● OBJECTIVE
Report how many lines of the following entries include the string "xlabel"; respond with the number alone.

● DATA LINES
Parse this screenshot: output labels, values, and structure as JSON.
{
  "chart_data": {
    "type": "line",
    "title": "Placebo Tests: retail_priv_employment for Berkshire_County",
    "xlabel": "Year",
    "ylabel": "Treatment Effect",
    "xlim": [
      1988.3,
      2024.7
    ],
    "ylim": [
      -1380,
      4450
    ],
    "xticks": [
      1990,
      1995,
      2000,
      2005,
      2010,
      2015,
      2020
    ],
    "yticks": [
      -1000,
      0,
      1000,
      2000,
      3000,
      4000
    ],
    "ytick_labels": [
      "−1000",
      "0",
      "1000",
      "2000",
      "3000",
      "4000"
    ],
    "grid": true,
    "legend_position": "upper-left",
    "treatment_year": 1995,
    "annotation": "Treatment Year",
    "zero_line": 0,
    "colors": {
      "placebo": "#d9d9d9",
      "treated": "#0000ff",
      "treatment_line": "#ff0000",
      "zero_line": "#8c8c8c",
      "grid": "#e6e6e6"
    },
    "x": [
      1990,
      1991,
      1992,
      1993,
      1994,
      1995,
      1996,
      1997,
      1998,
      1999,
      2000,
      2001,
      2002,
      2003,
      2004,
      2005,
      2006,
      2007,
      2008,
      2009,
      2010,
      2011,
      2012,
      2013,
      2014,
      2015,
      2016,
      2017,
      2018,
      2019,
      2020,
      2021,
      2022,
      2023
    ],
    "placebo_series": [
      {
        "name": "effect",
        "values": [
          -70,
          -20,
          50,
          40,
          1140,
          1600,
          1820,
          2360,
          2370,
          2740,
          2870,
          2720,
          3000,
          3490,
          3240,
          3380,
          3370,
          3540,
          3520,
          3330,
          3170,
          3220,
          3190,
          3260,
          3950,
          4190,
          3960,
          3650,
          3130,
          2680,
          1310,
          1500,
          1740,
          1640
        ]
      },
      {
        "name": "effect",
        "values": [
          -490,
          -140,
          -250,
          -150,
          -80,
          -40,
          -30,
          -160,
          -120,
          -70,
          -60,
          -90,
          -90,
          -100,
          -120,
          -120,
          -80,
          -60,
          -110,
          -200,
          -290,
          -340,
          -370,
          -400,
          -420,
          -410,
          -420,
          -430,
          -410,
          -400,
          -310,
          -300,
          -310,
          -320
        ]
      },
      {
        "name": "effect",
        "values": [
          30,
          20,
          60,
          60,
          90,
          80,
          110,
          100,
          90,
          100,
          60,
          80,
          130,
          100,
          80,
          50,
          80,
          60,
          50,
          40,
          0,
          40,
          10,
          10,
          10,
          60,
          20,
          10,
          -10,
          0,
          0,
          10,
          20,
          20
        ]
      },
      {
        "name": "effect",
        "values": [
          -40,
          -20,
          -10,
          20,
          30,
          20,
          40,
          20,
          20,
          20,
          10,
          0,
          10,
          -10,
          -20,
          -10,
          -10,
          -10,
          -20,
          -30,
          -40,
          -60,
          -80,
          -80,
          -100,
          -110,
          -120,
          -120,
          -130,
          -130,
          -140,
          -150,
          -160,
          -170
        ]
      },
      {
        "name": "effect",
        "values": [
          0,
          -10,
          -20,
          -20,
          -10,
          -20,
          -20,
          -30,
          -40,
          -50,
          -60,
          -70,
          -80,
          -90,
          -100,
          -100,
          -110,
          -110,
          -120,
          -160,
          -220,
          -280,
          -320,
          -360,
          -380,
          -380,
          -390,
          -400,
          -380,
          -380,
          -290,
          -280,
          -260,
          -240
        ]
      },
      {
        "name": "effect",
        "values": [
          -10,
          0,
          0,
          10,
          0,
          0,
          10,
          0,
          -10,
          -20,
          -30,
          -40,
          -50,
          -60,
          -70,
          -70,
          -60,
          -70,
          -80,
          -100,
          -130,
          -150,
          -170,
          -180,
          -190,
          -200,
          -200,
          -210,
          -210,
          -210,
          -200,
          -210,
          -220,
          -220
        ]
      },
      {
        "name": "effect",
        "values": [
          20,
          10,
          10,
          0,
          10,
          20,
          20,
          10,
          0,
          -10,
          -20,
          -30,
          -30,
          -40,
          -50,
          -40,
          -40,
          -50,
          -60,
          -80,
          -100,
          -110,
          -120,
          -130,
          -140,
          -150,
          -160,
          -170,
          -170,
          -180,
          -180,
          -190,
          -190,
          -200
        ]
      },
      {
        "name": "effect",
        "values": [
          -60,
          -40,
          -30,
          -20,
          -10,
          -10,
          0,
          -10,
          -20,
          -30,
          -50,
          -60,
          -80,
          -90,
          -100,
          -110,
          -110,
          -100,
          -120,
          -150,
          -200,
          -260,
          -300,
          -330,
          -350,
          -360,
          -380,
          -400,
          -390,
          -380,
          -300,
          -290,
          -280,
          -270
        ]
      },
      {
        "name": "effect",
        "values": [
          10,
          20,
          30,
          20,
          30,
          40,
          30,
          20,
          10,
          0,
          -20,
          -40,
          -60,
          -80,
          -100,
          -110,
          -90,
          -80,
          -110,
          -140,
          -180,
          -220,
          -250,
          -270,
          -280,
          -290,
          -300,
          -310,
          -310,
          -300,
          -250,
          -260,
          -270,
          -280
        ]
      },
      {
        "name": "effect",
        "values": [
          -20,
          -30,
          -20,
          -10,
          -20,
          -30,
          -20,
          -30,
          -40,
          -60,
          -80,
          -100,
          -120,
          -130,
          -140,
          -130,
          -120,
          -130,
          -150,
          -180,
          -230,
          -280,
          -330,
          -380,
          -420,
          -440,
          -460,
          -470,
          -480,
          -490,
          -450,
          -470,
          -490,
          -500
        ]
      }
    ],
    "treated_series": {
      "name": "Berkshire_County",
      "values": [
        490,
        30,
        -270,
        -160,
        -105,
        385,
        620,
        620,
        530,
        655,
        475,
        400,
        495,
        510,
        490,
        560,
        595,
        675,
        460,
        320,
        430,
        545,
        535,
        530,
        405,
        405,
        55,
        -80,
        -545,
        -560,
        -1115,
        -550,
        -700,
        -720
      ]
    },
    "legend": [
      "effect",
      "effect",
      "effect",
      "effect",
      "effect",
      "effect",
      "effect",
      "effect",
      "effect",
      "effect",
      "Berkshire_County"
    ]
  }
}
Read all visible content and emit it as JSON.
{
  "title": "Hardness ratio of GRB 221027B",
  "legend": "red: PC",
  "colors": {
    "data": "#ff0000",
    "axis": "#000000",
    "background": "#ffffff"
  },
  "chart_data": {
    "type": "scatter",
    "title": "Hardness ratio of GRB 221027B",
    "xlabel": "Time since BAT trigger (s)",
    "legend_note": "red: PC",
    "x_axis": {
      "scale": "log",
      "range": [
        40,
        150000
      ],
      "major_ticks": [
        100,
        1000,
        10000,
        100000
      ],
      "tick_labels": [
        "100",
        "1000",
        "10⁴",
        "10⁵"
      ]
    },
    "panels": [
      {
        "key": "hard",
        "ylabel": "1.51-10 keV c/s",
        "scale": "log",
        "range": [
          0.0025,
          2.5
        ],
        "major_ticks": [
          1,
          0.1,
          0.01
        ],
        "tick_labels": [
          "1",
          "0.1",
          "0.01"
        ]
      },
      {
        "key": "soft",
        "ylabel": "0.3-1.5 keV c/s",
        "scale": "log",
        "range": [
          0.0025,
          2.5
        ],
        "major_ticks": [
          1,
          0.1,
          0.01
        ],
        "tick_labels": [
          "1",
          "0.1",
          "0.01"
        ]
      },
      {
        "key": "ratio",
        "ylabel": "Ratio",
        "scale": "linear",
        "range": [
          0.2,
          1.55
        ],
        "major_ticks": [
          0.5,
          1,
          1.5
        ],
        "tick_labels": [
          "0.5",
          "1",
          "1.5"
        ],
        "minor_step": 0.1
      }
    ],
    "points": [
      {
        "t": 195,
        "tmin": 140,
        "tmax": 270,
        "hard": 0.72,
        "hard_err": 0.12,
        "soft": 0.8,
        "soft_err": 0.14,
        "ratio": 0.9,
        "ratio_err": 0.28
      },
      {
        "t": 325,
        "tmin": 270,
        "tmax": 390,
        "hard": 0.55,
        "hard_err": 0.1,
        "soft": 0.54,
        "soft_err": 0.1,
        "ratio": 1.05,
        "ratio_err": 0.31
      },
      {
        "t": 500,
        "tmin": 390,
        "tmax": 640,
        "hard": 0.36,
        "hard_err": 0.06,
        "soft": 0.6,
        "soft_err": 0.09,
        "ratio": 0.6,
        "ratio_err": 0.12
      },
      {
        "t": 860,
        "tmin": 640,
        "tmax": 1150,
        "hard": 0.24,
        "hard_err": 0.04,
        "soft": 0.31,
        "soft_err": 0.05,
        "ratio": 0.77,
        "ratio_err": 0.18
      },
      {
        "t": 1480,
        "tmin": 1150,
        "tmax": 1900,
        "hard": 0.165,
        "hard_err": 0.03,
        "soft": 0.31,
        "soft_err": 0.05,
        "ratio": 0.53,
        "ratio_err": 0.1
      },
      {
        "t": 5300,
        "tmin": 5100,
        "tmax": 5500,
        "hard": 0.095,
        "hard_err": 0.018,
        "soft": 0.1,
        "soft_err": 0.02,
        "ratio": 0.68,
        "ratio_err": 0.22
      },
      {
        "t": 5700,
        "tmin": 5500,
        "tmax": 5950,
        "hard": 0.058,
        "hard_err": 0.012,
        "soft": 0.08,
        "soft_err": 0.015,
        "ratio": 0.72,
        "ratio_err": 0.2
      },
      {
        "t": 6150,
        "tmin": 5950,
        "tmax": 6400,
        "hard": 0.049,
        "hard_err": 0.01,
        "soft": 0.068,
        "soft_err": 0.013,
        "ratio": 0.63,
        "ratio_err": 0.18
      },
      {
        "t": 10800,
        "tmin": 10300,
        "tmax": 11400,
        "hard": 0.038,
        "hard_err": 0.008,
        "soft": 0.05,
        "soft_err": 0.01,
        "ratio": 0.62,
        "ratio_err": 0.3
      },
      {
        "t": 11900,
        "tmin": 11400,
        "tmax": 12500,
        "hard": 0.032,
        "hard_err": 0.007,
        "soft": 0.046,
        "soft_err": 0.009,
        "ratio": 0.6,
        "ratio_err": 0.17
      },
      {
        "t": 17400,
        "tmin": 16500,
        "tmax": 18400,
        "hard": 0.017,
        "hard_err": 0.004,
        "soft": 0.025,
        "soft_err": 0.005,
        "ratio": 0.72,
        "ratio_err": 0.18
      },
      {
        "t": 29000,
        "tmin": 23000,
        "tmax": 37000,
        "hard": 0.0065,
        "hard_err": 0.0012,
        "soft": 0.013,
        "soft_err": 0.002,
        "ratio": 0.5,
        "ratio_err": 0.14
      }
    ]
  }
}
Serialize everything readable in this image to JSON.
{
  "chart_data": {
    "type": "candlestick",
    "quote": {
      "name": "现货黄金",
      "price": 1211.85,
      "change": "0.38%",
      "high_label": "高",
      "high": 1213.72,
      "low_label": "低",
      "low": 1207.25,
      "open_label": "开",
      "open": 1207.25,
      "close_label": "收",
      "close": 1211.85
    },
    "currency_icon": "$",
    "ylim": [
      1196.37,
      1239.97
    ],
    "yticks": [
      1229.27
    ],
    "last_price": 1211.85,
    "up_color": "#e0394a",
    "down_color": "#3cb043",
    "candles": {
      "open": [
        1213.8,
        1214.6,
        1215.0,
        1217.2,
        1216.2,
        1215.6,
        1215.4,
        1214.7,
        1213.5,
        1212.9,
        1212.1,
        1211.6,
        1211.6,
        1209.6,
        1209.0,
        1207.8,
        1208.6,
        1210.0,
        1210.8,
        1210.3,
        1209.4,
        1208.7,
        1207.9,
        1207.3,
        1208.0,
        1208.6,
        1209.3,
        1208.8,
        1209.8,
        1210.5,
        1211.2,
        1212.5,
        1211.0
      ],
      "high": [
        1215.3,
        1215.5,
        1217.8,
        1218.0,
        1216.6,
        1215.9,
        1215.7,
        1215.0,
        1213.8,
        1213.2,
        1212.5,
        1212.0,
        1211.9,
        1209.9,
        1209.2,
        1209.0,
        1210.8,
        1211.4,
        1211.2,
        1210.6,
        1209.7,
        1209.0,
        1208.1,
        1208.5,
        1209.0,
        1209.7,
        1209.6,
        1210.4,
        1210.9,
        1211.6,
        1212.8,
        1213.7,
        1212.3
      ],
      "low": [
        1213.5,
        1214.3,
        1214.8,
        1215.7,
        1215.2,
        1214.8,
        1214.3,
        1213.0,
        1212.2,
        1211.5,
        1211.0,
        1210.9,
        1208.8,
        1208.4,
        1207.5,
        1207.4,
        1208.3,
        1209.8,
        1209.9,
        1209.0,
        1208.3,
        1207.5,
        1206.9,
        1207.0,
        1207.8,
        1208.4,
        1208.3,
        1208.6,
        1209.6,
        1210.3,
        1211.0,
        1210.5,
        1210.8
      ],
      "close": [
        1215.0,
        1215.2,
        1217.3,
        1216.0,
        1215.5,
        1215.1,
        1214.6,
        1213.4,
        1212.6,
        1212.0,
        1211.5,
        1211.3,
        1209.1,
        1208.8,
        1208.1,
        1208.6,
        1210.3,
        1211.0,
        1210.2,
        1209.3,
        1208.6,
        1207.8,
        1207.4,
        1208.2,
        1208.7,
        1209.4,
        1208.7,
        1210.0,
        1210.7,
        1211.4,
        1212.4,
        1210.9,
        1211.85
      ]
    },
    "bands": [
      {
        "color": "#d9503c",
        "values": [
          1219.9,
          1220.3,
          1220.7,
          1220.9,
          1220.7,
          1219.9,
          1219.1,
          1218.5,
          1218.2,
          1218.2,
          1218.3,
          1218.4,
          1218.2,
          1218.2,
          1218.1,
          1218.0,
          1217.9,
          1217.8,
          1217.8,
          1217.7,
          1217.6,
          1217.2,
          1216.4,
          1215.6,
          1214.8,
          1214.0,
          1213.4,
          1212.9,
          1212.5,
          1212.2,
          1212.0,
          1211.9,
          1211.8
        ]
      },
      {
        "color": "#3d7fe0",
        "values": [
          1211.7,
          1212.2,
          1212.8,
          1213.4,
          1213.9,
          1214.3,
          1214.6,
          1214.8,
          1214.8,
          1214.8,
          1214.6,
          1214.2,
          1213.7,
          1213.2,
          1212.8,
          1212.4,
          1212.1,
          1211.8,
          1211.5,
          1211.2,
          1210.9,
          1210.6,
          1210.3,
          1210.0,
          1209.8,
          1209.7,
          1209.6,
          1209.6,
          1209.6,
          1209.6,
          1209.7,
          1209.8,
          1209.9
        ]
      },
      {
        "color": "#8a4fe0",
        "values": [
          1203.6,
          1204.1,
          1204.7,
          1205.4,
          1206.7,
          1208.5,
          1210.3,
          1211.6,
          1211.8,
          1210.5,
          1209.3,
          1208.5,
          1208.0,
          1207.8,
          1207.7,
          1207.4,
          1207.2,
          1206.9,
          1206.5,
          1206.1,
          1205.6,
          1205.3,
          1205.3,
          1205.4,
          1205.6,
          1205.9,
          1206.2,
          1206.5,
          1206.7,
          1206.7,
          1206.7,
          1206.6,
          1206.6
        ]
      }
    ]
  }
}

● SOLUTION TO THIS PROBLEM
2